● SET TASK: Return all the data below as it stands, minus the pictures.

● ENTRIES SUPPLIED:
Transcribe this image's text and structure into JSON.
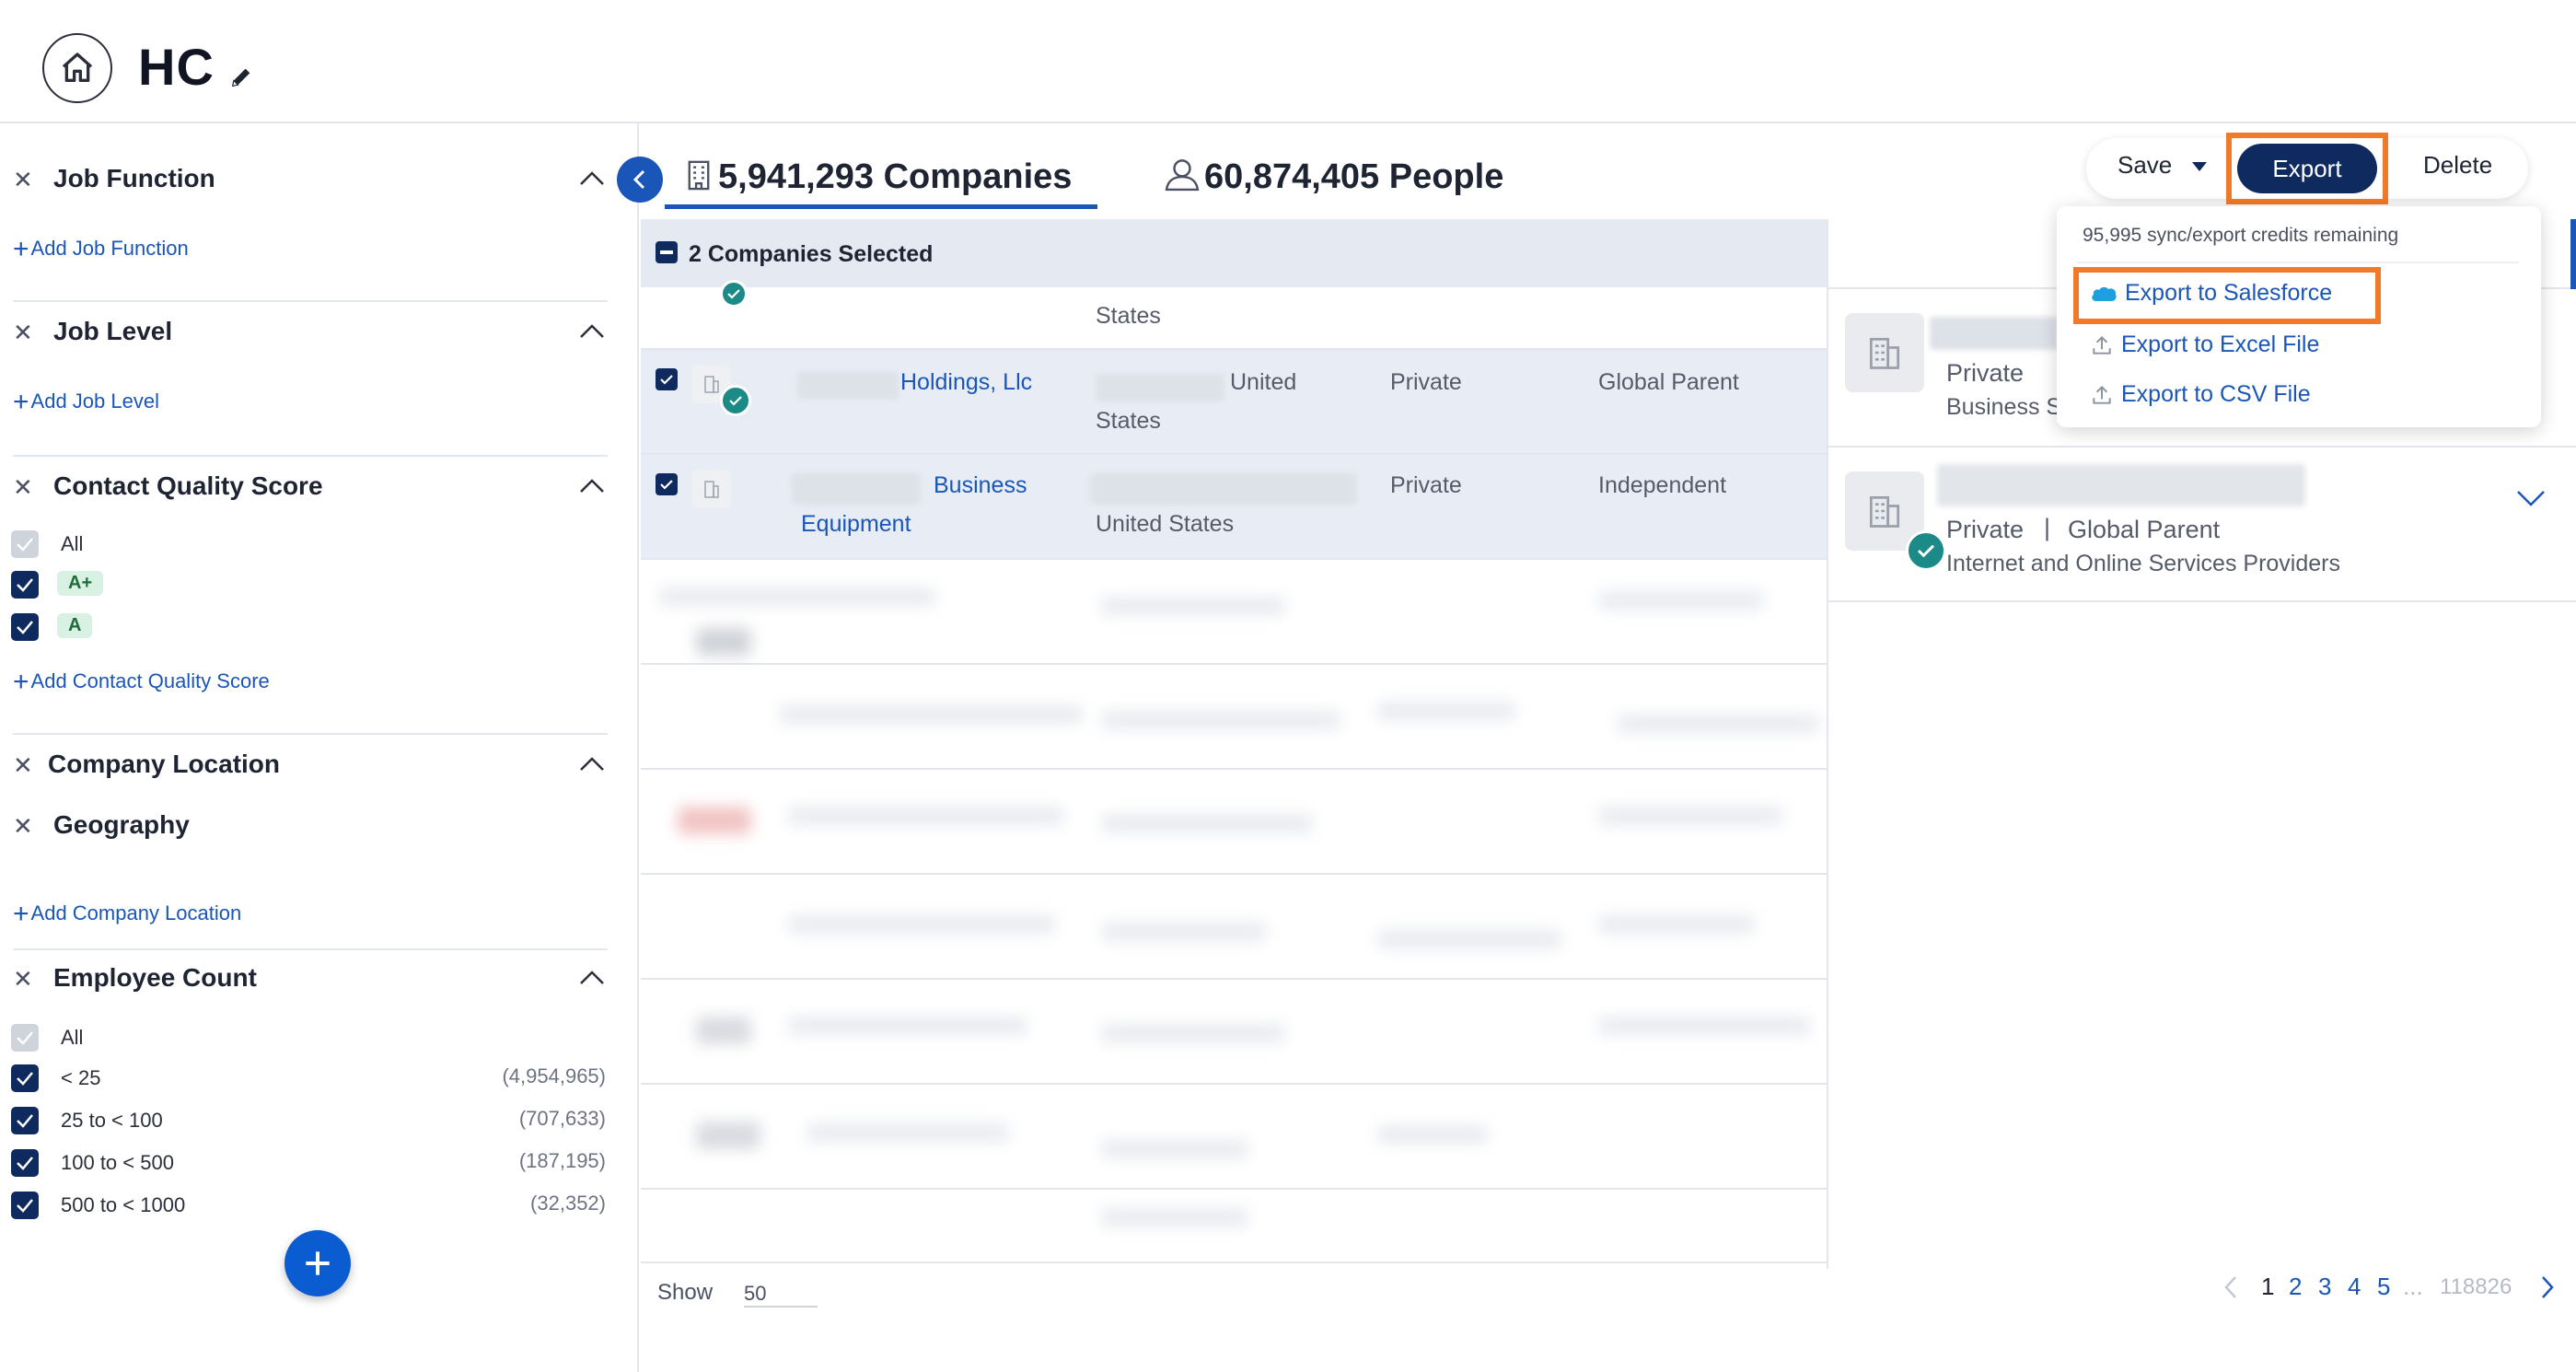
{
  "header": {
    "title": "HC"
  },
  "sidebar": {
    "job_function": {
      "title": "Job Function",
      "add": "Add Job Function"
    },
    "job_level": {
      "title": "Job Level",
      "add": "Add Job Level"
    },
    "contact_quality": {
      "title": "Contact Quality Score",
      "options": [
        "All",
        "A+",
        "A"
      ],
      "add": "Add Contact Quality Score"
    },
    "company_location": {
      "title": "Company Location",
      "sub": "Geography",
      "add": "Add Company Location"
    },
    "employee_count": {
      "title": "Employee Count",
      "options": [
        {
          "label": "All",
          "count": ""
        },
        {
          "label": "< 25",
          "count": "(4,954,965)"
        },
        {
          "label": "25 to < 100",
          "count": "(707,633)"
        },
        {
          "label": "100 to < 500",
          "count": "(187,195)"
        },
        {
          "label": "500 to < 1000",
          "count": "(32,352)"
        }
      ]
    }
  },
  "main": {
    "tabs": {
      "companies": "5,941,293 Companies",
      "people": "60,874,405 People"
    },
    "toolbar": {
      "save": "Save",
      "export": "Export",
      "delete": "Delete"
    },
    "selection": "2 Companies Selected",
    "rows": [
      {
        "name": "",
        "location": "States",
        "type": "",
        "relation": ""
      },
      {
        "name": "Holdings, Llc",
        "location_a": "United",
        "location_b": "States",
        "type": "Private",
        "relation": "Global Parent"
      },
      {
        "name_a": "Business",
        "name_b": "Equipment",
        "location": "United States",
        "type": "Private",
        "relation": "Independent"
      }
    ]
  },
  "dropdown": {
    "credits": "95,995 sync/export credits remaining",
    "items": [
      "Export to Salesforce",
      "Export to Excel File",
      "Export to CSV File"
    ]
  },
  "right_panel": {
    "card1": {
      "line1": "Private",
      "line2": "Business S"
    },
    "card2": {
      "type": "Private",
      "sep": "|",
      "relation": "Global Parent",
      "industry": "Internet and Online Services Providers"
    }
  },
  "footer": {
    "show_label": "Show",
    "show_value": "50",
    "pages": [
      "1",
      "2",
      "3",
      "4",
      "5"
    ],
    "dots": "...",
    "last_page": "118826"
  },
  "colors": {
    "accent": "#1a56b8",
    "navy": "#0f2a5e",
    "highlight": "#f07a2a",
    "teal": "#1c8a86"
  }
}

● FINISHED ANSWER:
Transcribe this image's text and structure into JSON.
{
  "header": {
    "title": "HC"
  },
  "sidebar": {
    "job_function": {
      "title": "Job Function",
      "add": "Add Job Function"
    },
    "job_level": {
      "title": "Job Level",
      "add": "Add Job Level"
    },
    "contact_quality": {
      "title": "Contact Quality Score",
      "options": [
        "All",
        "A+",
        "A"
      ],
      "add": "Add Contact Quality Score"
    },
    "company_location": {
      "title": "Company Location",
      "sub": "Geography",
      "add": "Add Company Location"
    },
    "employee_count": {
      "title": "Employee Count",
      "options": [
        {
          "label": "All",
          "count": ""
        },
        {
          "label": "< 25",
          "count": "(4,954,965)"
        },
        {
          "label": "25 to < 100",
          "count": "(707,633)"
        },
        {
          "label": "100 to < 500",
          "count": "(187,195)"
        },
        {
          "label": "500 to < 1000",
          "count": "(32,352)"
        }
      ]
    }
  },
  "main": {
    "tabs": {
      "companies": "5,941,293 Companies",
      "people": "60,874,405 People"
    },
    "toolbar": {
      "save": "Save",
      "export": "Export",
      "delete": "Delete"
    },
    "selection": "2 Companies Selected",
    "rows": [
      {
        "name": "",
        "location": "States",
        "type": "",
        "relation": ""
      },
      {
        "name": "Holdings, Llc",
        "location_a": "United",
        "location_b": "States",
        "type": "Private",
        "relation": "Global Parent"
      },
      {
        "name_a": "Business",
        "name_b": "Equipment",
        "location": "United States",
        "type": "Private",
        "relation": "Independent"
      }
    ]
  },
  "dropdown": {
    "credits": "95,995 sync/export credits remaining",
    "items": [
      "Export to Salesforce",
      "Export to Excel File",
      "Export to CSV File"
    ]
  },
  "right_panel": {
    "card1": {
      "line1": "Private",
      "line2": "Business S"
    },
    "card2": {
      "type": "Private",
      "sep": "|",
      "relation": "Global Parent",
      "industry": "Internet and Online Services Providers"
    }
  },
  "footer": {
    "show_label": "Show",
    "show_value": "50",
    "pages": [
      "1",
      "2",
      "3",
      "4",
      "5"
    ],
    "dots": "...",
    "last_page": "118826"
  },
  "colors": {
    "accent": "#1a56b8",
    "navy": "#0f2a5e",
    "highlight": "#f07a2a",
    "teal": "#1c8a86"
  }
}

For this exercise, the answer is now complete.